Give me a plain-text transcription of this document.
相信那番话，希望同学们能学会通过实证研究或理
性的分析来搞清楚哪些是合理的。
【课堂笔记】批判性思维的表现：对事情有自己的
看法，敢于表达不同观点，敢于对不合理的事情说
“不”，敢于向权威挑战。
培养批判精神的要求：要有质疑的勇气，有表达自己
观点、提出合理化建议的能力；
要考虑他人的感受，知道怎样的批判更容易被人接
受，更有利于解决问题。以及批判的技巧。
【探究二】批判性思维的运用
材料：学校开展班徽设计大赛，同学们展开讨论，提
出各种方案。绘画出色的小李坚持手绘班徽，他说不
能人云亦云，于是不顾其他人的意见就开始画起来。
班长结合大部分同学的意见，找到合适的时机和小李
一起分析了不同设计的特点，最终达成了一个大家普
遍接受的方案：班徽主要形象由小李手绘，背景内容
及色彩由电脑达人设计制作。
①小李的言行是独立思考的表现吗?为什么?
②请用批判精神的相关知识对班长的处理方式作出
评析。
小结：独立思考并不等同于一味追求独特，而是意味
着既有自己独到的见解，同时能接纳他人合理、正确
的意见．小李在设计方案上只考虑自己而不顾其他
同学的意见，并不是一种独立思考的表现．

::::::

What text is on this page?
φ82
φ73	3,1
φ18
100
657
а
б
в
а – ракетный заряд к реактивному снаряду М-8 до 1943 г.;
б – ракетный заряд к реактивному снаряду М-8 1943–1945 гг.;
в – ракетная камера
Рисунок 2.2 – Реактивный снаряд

::::::

WHAT YOU SHOULD DO :: Pull every line holding "text" out of the records.

WRITTEN SOLUTION ::
Give me a plain-text transcription of this document.
What text is on this page?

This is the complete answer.